»»

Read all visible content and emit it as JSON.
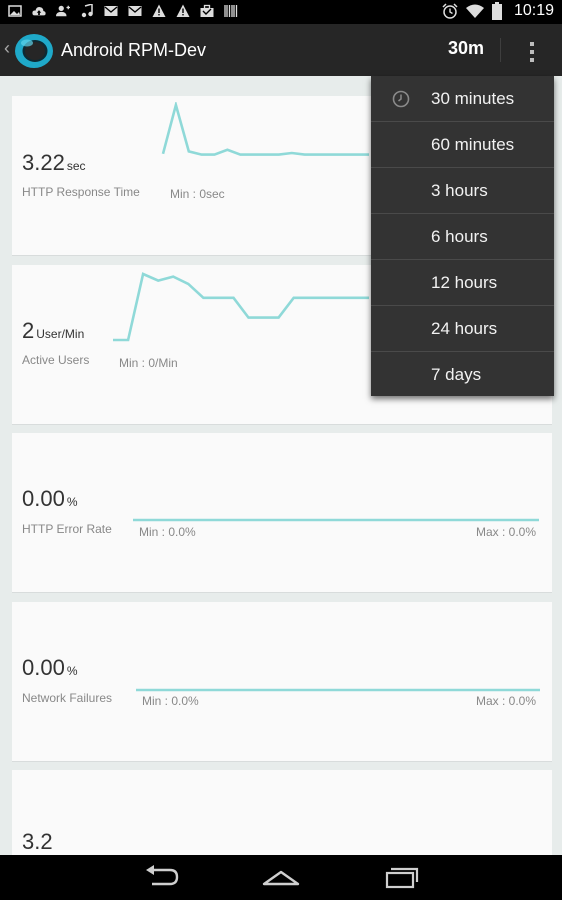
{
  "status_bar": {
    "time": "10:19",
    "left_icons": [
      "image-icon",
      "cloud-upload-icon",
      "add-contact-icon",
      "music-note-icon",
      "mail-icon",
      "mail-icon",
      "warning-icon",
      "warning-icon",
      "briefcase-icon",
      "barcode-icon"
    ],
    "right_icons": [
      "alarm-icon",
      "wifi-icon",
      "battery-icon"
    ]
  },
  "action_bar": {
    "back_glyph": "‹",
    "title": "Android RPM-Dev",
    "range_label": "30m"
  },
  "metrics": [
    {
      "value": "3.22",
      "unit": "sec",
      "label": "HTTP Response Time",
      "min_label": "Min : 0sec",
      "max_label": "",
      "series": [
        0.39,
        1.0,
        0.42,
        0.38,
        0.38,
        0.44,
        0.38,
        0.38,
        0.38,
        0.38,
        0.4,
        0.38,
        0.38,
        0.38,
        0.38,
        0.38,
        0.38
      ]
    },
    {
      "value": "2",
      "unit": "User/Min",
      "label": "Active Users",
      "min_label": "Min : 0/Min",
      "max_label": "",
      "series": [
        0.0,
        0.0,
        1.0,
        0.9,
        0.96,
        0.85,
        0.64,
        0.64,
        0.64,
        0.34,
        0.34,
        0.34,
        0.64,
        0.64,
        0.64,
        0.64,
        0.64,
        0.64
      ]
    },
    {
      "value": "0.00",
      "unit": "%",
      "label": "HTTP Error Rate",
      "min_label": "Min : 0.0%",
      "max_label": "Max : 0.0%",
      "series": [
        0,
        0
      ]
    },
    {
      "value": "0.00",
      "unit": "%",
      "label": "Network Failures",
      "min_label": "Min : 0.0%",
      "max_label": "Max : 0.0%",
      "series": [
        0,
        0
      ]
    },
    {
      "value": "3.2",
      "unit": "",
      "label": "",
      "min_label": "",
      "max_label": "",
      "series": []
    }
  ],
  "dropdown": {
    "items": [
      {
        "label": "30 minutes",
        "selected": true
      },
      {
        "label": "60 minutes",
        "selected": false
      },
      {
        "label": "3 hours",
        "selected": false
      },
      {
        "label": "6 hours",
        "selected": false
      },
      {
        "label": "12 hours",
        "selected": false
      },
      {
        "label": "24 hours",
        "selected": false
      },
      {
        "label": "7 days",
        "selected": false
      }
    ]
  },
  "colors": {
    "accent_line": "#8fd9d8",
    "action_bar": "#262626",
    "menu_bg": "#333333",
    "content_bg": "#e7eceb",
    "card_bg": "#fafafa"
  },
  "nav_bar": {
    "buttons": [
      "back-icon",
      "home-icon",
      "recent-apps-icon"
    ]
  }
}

««

Reproduce the data above in full, exactly as it is, with the pictures left out.

Read all visible content and emit it as JSON.
{
  "status_bar": {
    "time": "10:19",
    "left_icons": [
      "image-icon",
      "cloud-upload-icon",
      "add-contact-icon",
      "music-note-icon",
      "mail-icon",
      "mail-icon",
      "warning-icon",
      "warning-icon",
      "briefcase-icon",
      "barcode-icon"
    ],
    "right_icons": [
      "alarm-icon",
      "wifi-icon",
      "battery-icon"
    ]
  },
  "action_bar": {
    "back_glyph": "‹",
    "title": "Android RPM-Dev",
    "range_label": "30m"
  },
  "metrics": [
    {
      "value": "3.22",
      "unit": "sec",
      "label": "HTTP Response Time",
      "min_label": "Min : 0sec",
      "max_label": "",
      "series": [
        0.39,
        1.0,
        0.42,
        0.38,
        0.38,
        0.44,
        0.38,
        0.38,
        0.38,
        0.38,
        0.4,
        0.38,
        0.38,
        0.38,
        0.38,
        0.38,
        0.38
      ]
    },
    {
      "value": "2",
      "unit": "User/Min",
      "label": "Active Users",
      "min_label": "Min : 0/Min",
      "max_label": "",
      "series": [
        0.0,
        0.0,
        1.0,
        0.9,
        0.96,
        0.85,
        0.64,
        0.64,
        0.64,
        0.34,
        0.34,
        0.34,
        0.64,
        0.64,
        0.64,
        0.64,
        0.64,
        0.64
      ]
    },
    {
      "value": "0.00",
      "unit": "%",
      "label": "HTTP Error Rate",
      "min_label": "Min : 0.0%",
      "max_label": "Max : 0.0%",
      "series": [
        0,
        0
      ]
    },
    {
      "value": "0.00",
      "unit": "%",
      "label": "Network Failures",
      "min_label": "Min : 0.0%",
      "max_label": "Max : 0.0%",
      "series": [
        0,
        0
      ]
    },
    {
      "value": "3.2",
      "unit": "",
      "label": "",
      "min_label": "",
      "max_label": "",
      "series": []
    }
  ],
  "dropdown": {
    "items": [
      {
        "label": "30 minutes",
        "selected": true
      },
      {
        "label": "60 minutes",
        "selected": false
      },
      {
        "label": "3 hours",
        "selected": false
      },
      {
        "label": "6 hours",
        "selected": false
      },
      {
        "label": "12 hours",
        "selected": false
      },
      {
        "label": "24 hours",
        "selected": false
      },
      {
        "label": "7 days",
        "selected": false
      }
    ]
  },
  "colors": {
    "accent_line": "#8fd9d8",
    "action_bar": "#262626",
    "menu_bg": "#333333",
    "content_bg": "#e7eceb",
    "card_bg": "#fafafa"
  },
  "nav_bar": {
    "buttons": [
      "back-icon",
      "home-icon",
      "recent-apps-icon"
    ]
  }
}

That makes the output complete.